= Exercise aim =
The records below must be output exactly, without pictures.

= Material supplied =
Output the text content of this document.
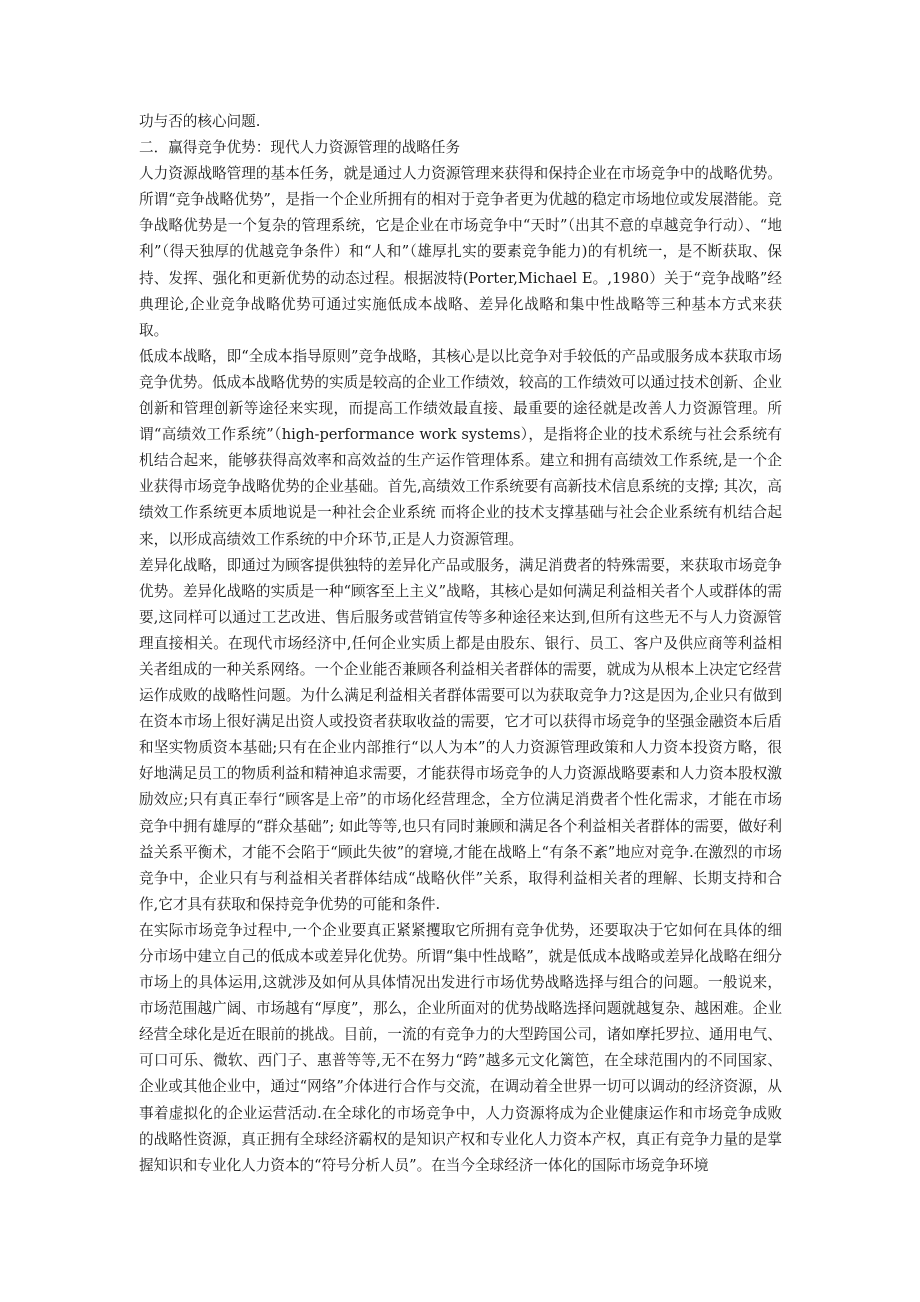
功与否的核心问题.

二．赢得竞争优势：现代人力资源管理的战略任务

人力资源战略管理的基本任务，就是通过人力资源管理来获得和保持企业在市场竞争中的战略优势。所谓“竞争战略优势”，是指一个企业所拥有的相对于竞争者更为优越的稳定市场地位或发展潜能。竞争战略优势是一个复杂的管理系统，它是企业在市场竞争中“天时”（出其不意的卓越竞争行动）、“地利”（得天独厚的优越竞争条件）和“人和”（雄厚扎实的要素竞争能力)的有机统一，是不断获取、保持、发挥、强化和更新优势的动态过程。根据波特(Porter,Michael E。,1980）关于“竞争战略”经典理论,企业竞争战略优势可通过实施低成本战略、差异化战略和集中性战略等三种基本方式来获取。

低成本战略，即“全成本指导原则”竞争战略，其核心是以比竞争对手较低的产品或服务成本获取市场竞争优势。低成本战略优势的实质是较高的企业工作绩效，较高的工作绩效可以通过技术创新、企业创新和管理创新等途径来实现，而提高工作绩效最直接、最重要的途径就是改善人力资源管理。所谓“高绩效工作系统”（high-performance work systems），是指将企业的技术系统与社会系统有机结合起来，能够获得高效率和高效益的生产运作管理体系。建立和拥有高绩效工作系统,是一个企业获得市场竞争战略优势的企业基础。首先,高绩效工作系统要有高新技术信息系统的支撑; 其次，高绩效工作系统更本质地说是一种社会企业系统 而将企业的技术支撑基础与社会企业系统有机结合起来，以形成高绩效工作系统的中介环节,正是人力资源管理。

差异化战略，即通过为顾客提供独特的差异化产品或服务，满足消费者的特殊需要，来获取市场竞争优势。差异化战略的实质是一种“顾客至上主义”战略，其核心是如何满足利益相关者个人或群体的需要,这同样可以通过工艺改进、售后服务或营销宣传等多种途径来达到,但所有这些无不与人力资源管理直接相关。在现代市场经济中,任何企业实质上都是由股东、银行、员工、客户及供应商等利益相关者组成的一种关系网络。一个企业能否兼顾各利益相关者群体的需要，就成为从根本上决定它经营运作成败的战略性问题。为什么满足利益相关者群体需要可以为获取竞争力?这是因为,企业只有做到在资本市场上很好满足出资人或投资者获取收益的需要，它才可以获得市场竞争的坚强金融资本后盾和坚实物质资本基础;只有在企业内部推行“以人为本”的人力资源管理政策和人力资本投资方略，很好地满足员工的物质利益和精神追求需要，才能获得市场竞争的人力资源战略要素和人力资本股权激励效应;只有真正奉行“顾客是上帝”的市场化经营理念，全方位满足消费者个性化需求，才能在市场竞争中拥有雄厚的“群众基础”; 如此等等,也只有同时兼顾和满足各个利益相关者群体的需要，做好利益关系平衡术，才能不会陷于“顾此失彼”的窘境,才能在战略上“有条不紊”地应对竞争.在激烈的市场竞争中，企业只有与利益相关者群体结成“战略伙伴”关系，取得利益相关者的理解、长期支持和合作,它才具有获取和保持竞争优势的可能和条件.

在实际市场竞争过程中,一个企业要真正紧紧攫取它所拥有竞争优势，还要取决于它如何在具体的细分市场中建立自己的低成本或差异化优势。所谓“集中性战略”，就是低成本战略或差异化战略在细分市场上的具体运用,这就涉及如何从具体情况出发进行市场优势战略选择与组合的问题。一般说来，市场范围越广阔、市场越有“厚度”，那么，企业所面对的优势战略选择问题就越复杂、越困难。企业经营全球化是近在眼前的挑战。目前，一流的有竞争力的大型跨国公司，诸如摩托罗拉、通用电气、可口可乐、微软、西门子、惠普等等,无不在努力“跨”越多元文化篱笆，在全球范围内的不同国家、企业或其他企业中，通过“网络”介体进行合作与交流，在调动着全世界一切可以调动的经济资源，从事着虚拟化的企业运营活动.在全球化的市场竞争中，人力资源将成为企业健康运作和市场竞争成败的战略性资源，真正拥有全球经济霸权的是知识产权和专业化人力资本产权，真正有竞争力量的是掌握知识和专业化人力资本的“符号分析人员”。在当今全球经济一体化的国际市场竞争环境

= Task response =
Output the text content of this document.
功与否的核心问题.

二．赢得竞争优势：现代人力资源管理的战略任务

人力资源战略管理的基本任务，就是通过人力资源管理来获得和保持企业在市场竞争中的战略优势。所谓“竞争战略优势”，是指一个企业所拥有的相对于竞争者更为优越的稳定市场地位或发展潜能。竞争战略优势是一个复杂的管理系统，它是企业在市场竞争中“天时”（出其不意的卓越竞争行动）、“地利”（得天独厚的优越竞争条件）和“人和”（雄厚扎实的要素竞争能力)的有机统一，是不断获取、保持、发挥、强化和更新优势的动态过程。根据波特(Porter,Michael E。,1980）关于“竞争战略”经典理论,企业竞争战略优势可通过实施低成本战略、差异化战略和集中性战略等三种基本方式来获取。

低成本战略，即“全成本指导原则”竞争战略，其核心是以比竞争对手较低的产品或服务成本获取市场竞争优势。低成本战略优势的实质是较高的企业工作绩效，较高的工作绩效可以通过技术创新、企业创新和管理创新等途径来实现，而提高工作绩效最直接、最重要的途径就是改善人力资源管理。所谓“高绩效工作系统”（high-performance work systems），是指将企业的技术系统与社会系统有机结合起来，能够获得高效率和高效益的生产运作管理体系。建立和拥有高绩效工作系统,是一个企业获得市场竞争战略优势的企业基础。首先,高绩效工作系统要有高新技术信息系统的支撑; 其次，高绩效工作系统更本质地说是一种社会企业系统 而将企业的技术支撑基础与社会企业系统有机结合起来，以形成高绩效工作系统的中介环节,正是人力资源管理。

差异化战略，即通过为顾客提供独特的差异化产品或服务，满足消费者的特殊需要，来获取市场竞争优势。差异化战略的实质是一种“顾客至上主义”战略，其核心是如何满足利益相关者个人或群体的需要,这同样可以通过工艺改进、售后服务或营销宣传等多种途径来达到,但所有这些无不与人力资源管理直接相关。在现代市场经济中,任何企业实质上都是由股东、银行、员工、客户及供应商等利益相关者组成的一种关系网络。一个企业能否兼顾各利益相关者群体的需要，就成为从根本上决定它经营运作成败的战略性问题。为什么满足利益相关者群体需要可以为获取竞争力?这是因为,企业只有做到在资本市场上很好满足出资人或投资者获取收益的需要，它才可以获得市场竞争的坚强金融资本后盾和坚实物质资本基础;只有在企业内部推行“以人为本”的人力资源管理政策和人力资本投资方略，很好地满足员工的物质利益和精神追求需要，才能获得市场竞争的人力资源战略要素和人力资本股权激励效应;只有真正奉行“顾客是上帝”的市场化经营理念，全方位满足消费者个性化需求，才能在市场竞争中拥有雄厚的“群众基础”; 如此等等,也只有同时兼顾和满足各个利益相关者群体的需要，做好利益关系平衡术，才能不会陷于“顾此失彼”的窘境,才能在战略上“有条不紊”地应对竞争.在激烈的市场竞争中，企业只有与利益相关者群体结成“战略伙伴”关系，取得利益相关者的理解、长期支持和合作,它才具有获取和保持竞争优势的可能和条件.

在实际市场竞争过程中,一个企业要真正紧紧攫取它所拥有竞争优势，还要取决于它如何在具体的细分市场中建立自己的低成本或差异化优势。所谓“集中性战略”，就是低成本战略或差异化战略在细分市场上的具体运用,这就涉及如何从具体情况出发进行市场优势战略选择与组合的问题。一般说来，市场范围越广阔、市场越有“厚度”，那么，企业所面对的优势战略选择问题就越复杂、越困难。企业经营全球化是近在眼前的挑战。目前，一流的有竞争力的大型跨国公司，诸如摩托罗拉、通用电气、可口可乐、微软、西门子、惠普等等,无不在努力“跨”越多元文化篱笆，在全球范围内的不同国家、企业或其他企业中，通过“网络”介体进行合作与交流，在调动着全世界一切可以调动的经济资源，从事着虚拟化的企业运营活动.在全球化的市场竞争中，人力资源将成为企业健康运作和市场竞争成败的战略性资源，真正拥有全球经济霸权的是知识产权和专业化人力资本产权，真正有竞争力量的是掌握知识和专业化人力资本的“符号分析人员”。在当今全球经济一体化的国际市场竞争环境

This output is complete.